═══ RECORDS FOR THIS EXERCISE ═══

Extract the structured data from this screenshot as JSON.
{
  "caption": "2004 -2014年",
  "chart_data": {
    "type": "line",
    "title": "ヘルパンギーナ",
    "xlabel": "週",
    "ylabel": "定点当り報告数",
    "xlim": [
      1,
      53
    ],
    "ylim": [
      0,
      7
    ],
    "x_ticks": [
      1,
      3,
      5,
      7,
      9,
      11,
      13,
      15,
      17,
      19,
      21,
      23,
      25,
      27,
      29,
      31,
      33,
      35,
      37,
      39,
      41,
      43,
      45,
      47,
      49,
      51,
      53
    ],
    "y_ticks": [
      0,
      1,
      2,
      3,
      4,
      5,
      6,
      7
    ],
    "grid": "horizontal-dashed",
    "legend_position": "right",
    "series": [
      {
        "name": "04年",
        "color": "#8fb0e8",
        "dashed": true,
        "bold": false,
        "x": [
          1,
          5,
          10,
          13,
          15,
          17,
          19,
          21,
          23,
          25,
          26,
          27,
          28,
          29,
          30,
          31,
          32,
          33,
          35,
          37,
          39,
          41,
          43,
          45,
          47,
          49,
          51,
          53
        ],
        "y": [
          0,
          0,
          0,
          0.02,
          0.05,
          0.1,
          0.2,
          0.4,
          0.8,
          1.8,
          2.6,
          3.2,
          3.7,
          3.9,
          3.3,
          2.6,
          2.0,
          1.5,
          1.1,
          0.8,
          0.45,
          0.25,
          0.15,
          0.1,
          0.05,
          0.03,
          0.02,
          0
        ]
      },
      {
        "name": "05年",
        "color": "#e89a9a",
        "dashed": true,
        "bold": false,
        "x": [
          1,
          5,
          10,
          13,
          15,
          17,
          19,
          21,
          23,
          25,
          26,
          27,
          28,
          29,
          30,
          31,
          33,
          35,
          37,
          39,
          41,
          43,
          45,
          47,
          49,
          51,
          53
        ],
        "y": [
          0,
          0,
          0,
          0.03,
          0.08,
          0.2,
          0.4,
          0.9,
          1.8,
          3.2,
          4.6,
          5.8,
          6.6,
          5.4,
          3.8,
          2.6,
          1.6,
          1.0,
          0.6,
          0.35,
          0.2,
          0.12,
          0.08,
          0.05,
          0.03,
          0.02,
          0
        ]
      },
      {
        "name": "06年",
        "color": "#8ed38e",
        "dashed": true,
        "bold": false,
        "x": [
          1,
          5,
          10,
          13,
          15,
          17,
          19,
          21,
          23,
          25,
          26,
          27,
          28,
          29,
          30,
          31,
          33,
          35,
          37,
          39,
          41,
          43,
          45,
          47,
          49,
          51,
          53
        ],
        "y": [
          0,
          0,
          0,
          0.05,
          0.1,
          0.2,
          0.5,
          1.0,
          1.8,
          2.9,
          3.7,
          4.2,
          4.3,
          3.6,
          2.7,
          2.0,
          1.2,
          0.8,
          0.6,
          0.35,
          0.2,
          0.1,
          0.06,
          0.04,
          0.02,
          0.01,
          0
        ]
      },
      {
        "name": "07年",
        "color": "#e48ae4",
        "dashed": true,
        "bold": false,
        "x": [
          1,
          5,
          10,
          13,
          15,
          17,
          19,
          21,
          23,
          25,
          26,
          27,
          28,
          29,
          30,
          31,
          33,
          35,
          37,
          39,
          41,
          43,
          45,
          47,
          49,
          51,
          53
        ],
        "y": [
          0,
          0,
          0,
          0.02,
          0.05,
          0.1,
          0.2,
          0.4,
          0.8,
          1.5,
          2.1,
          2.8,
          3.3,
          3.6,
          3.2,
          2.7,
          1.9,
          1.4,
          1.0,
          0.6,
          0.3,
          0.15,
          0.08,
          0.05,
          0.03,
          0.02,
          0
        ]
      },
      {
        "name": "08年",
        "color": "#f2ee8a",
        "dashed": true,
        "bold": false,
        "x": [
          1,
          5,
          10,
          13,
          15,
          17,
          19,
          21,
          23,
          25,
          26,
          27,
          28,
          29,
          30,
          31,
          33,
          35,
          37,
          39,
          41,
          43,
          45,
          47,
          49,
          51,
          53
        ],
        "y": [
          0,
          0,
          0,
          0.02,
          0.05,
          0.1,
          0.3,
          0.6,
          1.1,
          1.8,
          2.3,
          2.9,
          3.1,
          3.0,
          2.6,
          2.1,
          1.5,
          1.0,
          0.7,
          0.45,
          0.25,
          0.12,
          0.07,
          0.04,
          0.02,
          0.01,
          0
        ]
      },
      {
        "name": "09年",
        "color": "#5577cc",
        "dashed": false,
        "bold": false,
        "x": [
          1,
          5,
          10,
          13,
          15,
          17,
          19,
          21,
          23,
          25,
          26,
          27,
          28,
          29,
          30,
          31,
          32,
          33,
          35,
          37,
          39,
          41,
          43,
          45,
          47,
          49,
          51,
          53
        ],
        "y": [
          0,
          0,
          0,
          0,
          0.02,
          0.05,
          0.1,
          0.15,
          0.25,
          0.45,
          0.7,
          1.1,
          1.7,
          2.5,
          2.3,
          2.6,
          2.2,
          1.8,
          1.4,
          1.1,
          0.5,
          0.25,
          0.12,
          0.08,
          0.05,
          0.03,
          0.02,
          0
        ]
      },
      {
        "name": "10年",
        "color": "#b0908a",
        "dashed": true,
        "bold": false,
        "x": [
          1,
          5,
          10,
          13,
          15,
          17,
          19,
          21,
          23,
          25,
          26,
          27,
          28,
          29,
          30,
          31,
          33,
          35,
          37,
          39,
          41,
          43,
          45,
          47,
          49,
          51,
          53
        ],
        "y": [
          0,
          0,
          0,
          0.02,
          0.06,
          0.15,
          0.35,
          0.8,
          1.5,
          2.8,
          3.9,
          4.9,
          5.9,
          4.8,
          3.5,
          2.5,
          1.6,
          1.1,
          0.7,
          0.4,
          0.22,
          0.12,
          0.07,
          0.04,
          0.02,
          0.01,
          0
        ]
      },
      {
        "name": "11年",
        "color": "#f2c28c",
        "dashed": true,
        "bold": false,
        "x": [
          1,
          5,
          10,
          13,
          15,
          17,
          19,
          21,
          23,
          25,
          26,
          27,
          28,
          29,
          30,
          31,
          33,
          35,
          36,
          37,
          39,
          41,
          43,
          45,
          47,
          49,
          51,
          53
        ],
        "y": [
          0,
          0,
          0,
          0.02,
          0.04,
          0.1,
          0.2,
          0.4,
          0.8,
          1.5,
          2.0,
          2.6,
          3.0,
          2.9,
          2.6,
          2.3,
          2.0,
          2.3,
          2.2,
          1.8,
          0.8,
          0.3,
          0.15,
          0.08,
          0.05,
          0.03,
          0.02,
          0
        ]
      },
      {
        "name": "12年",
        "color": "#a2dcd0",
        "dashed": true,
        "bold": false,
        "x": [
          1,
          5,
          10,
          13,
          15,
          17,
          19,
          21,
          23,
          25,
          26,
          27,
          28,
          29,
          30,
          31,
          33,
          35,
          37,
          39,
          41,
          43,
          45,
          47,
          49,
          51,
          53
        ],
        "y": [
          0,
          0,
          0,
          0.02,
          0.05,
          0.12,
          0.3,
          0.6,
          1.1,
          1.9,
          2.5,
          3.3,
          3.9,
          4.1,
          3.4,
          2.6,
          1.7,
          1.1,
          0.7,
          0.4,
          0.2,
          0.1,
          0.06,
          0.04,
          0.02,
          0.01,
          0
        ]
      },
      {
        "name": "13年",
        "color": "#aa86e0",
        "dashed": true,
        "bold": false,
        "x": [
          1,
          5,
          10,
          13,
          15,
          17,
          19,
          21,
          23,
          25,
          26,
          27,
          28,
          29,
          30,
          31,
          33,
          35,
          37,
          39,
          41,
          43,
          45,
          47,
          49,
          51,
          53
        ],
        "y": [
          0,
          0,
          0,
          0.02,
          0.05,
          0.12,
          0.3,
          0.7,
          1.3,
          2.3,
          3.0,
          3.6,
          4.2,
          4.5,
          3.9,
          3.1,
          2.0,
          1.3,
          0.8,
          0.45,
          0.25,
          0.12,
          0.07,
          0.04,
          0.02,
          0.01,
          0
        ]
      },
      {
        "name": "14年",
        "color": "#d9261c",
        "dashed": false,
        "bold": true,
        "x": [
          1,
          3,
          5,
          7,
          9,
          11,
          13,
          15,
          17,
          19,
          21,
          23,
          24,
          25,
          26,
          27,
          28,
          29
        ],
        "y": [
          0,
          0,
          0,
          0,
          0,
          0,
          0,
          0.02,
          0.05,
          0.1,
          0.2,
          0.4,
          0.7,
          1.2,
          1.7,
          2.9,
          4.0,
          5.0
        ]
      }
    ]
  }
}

═══
═══ RECORDS FOR THIS EXERCISE ═══

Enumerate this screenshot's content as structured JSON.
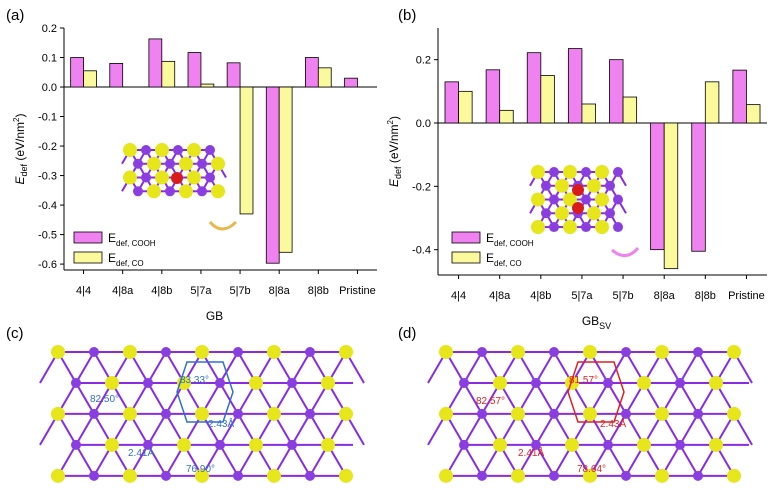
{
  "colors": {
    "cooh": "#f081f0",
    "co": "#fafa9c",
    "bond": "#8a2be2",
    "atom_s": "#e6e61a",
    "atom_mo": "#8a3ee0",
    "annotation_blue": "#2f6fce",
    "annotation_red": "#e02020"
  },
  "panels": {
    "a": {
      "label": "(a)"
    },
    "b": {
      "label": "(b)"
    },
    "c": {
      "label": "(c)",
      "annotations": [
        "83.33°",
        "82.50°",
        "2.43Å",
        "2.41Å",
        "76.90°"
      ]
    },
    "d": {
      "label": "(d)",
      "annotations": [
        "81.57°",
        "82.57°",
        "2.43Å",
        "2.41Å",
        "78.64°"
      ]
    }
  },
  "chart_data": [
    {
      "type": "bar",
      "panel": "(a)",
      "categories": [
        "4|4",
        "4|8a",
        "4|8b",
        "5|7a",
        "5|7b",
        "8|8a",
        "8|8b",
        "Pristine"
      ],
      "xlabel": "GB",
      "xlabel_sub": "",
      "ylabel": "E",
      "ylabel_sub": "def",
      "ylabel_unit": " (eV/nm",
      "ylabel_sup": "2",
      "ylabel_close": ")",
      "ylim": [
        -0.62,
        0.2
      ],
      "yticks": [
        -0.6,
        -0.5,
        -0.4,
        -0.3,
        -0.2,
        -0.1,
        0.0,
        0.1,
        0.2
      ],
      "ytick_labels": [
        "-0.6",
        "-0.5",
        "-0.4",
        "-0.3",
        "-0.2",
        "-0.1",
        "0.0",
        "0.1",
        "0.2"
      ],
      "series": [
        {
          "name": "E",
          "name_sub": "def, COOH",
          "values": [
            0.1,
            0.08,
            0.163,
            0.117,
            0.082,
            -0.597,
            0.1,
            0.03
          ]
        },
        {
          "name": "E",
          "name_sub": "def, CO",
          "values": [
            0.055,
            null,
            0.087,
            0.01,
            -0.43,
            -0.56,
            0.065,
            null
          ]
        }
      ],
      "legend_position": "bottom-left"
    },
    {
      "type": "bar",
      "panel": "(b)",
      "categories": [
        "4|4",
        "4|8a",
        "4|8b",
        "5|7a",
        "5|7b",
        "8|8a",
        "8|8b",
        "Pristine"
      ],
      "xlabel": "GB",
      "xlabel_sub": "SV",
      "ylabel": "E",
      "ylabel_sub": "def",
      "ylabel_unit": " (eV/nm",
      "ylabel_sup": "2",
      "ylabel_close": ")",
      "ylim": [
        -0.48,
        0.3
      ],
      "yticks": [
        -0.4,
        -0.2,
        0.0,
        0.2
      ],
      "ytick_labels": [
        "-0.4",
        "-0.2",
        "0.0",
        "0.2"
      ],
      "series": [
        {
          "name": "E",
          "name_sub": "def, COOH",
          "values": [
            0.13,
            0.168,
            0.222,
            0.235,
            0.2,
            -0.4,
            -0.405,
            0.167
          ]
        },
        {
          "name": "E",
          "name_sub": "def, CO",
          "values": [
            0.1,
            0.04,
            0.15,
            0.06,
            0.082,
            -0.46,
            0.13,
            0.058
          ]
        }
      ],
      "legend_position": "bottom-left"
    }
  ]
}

═══

# EXERCISE PROMPT
The answer is a single number: how many lines include the word "screenshot"?

# WRITTEN REPLY
2